-- Start --

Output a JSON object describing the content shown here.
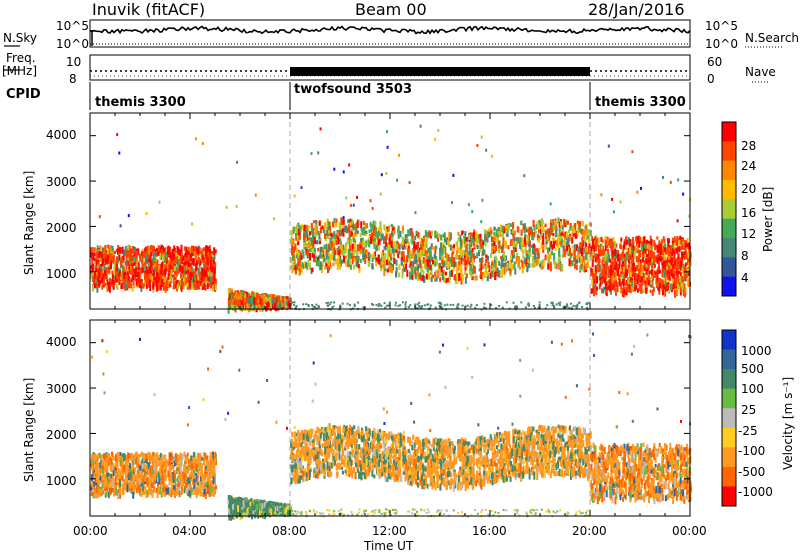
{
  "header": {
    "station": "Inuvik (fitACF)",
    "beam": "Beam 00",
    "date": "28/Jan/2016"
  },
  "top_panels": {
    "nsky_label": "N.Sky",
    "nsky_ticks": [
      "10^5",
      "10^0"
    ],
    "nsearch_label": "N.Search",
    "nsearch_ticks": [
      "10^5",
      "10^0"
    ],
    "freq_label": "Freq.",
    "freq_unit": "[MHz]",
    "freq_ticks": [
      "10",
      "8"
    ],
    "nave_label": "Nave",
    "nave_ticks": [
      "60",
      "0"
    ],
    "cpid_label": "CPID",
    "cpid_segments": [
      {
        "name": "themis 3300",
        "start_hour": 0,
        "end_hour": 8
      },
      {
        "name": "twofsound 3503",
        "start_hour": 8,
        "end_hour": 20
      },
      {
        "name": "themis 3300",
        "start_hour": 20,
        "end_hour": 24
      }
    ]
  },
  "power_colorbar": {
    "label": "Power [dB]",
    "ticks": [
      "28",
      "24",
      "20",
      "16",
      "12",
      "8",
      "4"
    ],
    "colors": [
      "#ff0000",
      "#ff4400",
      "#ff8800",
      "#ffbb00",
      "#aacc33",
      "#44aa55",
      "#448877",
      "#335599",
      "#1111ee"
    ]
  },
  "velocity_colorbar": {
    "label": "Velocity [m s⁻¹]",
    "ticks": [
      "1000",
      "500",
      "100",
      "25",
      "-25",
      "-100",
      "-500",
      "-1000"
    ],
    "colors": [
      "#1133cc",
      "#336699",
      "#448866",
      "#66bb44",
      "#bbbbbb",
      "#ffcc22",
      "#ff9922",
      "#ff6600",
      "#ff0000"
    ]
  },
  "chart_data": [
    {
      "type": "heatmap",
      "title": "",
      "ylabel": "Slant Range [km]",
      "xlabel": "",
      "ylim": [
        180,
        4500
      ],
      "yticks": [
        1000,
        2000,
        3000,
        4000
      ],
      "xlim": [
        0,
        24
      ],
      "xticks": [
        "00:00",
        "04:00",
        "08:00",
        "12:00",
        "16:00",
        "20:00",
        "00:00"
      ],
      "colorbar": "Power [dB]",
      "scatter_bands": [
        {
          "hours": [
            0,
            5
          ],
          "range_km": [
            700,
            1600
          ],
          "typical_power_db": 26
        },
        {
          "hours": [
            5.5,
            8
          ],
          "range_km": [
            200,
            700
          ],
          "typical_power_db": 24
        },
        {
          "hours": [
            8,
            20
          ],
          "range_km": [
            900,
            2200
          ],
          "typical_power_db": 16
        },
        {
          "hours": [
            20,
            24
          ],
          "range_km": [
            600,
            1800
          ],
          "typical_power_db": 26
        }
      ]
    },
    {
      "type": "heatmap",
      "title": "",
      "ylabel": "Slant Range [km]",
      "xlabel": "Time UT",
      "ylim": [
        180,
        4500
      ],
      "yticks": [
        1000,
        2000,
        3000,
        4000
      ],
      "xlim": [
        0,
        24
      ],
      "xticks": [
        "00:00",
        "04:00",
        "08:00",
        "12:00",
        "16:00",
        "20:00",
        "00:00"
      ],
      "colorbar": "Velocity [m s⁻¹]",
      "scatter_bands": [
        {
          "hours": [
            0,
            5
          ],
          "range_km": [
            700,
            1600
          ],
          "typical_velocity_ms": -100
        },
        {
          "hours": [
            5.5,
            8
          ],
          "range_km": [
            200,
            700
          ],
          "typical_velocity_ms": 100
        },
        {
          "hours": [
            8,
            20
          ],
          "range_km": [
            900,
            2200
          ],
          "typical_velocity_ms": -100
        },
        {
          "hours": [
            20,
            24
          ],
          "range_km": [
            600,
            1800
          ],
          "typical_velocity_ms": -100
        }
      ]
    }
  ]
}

-- End --

[REQUIREMENT] Write out the records above exactly as they stand, leaving out every picture.

[WRITTEN SOLUTION]
Output a JSON object describing the content shown here.
{
  "header": {
    "station": "Inuvik (fitACF)",
    "beam": "Beam 00",
    "date": "28/Jan/2016"
  },
  "top_panels": {
    "nsky_label": "N.Sky",
    "nsky_ticks": [
      "10^5",
      "10^0"
    ],
    "nsearch_label": "N.Search",
    "nsearch_ticks": [
      "10^5",
      "10^0"
    ],
    "freq_label": "Freq.",
    "freq_unit": "[MHz]",
    "freq_ticks": [
      "10",
      "8"
    ],
    "nave_label": "Nave",
    "nave_ticks": [
      "60",
      "0"
    ],
    "cpid_label": "CPID",
    "cpid_segments": [
      {
        "name": "themis 3300",
        "start_hour": 0,
        "end_hour": 8
      },
      {
        "name": "twofsound 3503",
        "start_hour": 8,
        "end_hour": 20
      },
      {
        "name": "themis 3300",
        "start_hour": 20,
        "end_hour": 24
      }
    ]
  },
  "power_colorbar": {
    "label": "Power [dB]",
    "ticks": [
      "28",
      "24",
      "20",
      "16",
      "12",
      "8",
      "4"
    ],
    "colors": [
      "#ff0000",
      "#ff4400",
      "#ff8800",
      "#ffbb00",
      "#aacc33",
      "#44aa55",
      "#448877",
      "#335599",
      "#1111ee"
    ]
  },
  "velocity_colorbar": {
    "label": "Velocity [m s⁻¹]",
    "ticks": [
      "1000",
      "500",
      "100",
      "25",
      "-25",
      "-100",
      "-500",
      "-1000"
    ],
    "colors": [
      "#1133cc",
      "#336699",
      "#448866",
      "#66bb44",
      "#bbbbbb",
      "#ffcc22",
      "#ff9922",
      "#ff6600",
      "#ff0000"
    ]
  },
  "chart_data": [
    {
      "type": "heatmap",
      "title": "",
      "ylabel": "Slant Range [km]",
      "xlabel": "",
      "ylim": [
        180,
        4500
      ],
      "yticks": [
        1000,
        2000,
        3000,
        4000
      ],
      "xlim": [
        0,
        24
      ],
      "xticks": [
        "00:00",
        "04:00",
        "08:00",
        "12:00",
        "16:00",
        "20:00",
        "00:00"
      ],
      "colorbar": "Power [dB]",
      "scatter_bands": [
        {
          "hours": [
            0,
            5
          ],
          "range_km": [
            700,
            1600
          ],
          "typical_power_db": 26
        },
        {
          "hours": [
            5.5,
            8
          ],
          "range_km": [
            200,
            700
          ],
          "typical_power_db": 24
        },
        {
          "hours": [
            8,
            20
          ],
          "range_km": [
            900,
            2200
          ],
          "typical_power_db": 16
        },
        {
          "hours": [
            20,
            24
          ],
          "range_km": [
            600,
            1800
          ],
          "typical_power_db": 26
        }
      ]
    },
    {
      "type": "heatmap",
      "title": "",
      "ylabel": "Slant Range [km]",
      "xlabel": "Time UT",
      "ylim": [
        180,
        4500
      ],
      "yticks": [
        1000,
        2000,
        3000,
        4000
      ],
      "xlim": [
        0,
        24
      ],
      "xticks": [
        "00:00",
        "04:00",
        "08:00",
        "12:00",
        "16:00",
        "20:00",
        "00:00"
      ],
      "colorbar": "Velocity [m s⁻¹]",
      "scatter_bands": [
        {
          "hours": [
            0,
            5
          ],
          "range_km": [
            700,
            1600
          ],
          "typical_velocity_ms": -100
        },
        {
          "hours": [
            5.5,
            8
          ],
          "range_km": [
            200,
            700
          ],
          "typical_velocity_ms": 100
        },
        {
          "hours": [
            8,
            20
          ],
          "range_km": [
            900,
            2200
          ],
          "typical_velocity_ms": -100
        },
        {
          "hours": [
            20,
            24
          ],
          "range_km": [
            600,
            1800
          ],
          "typical_velocity_ms": -100
        }
      ]
    }
  ]
}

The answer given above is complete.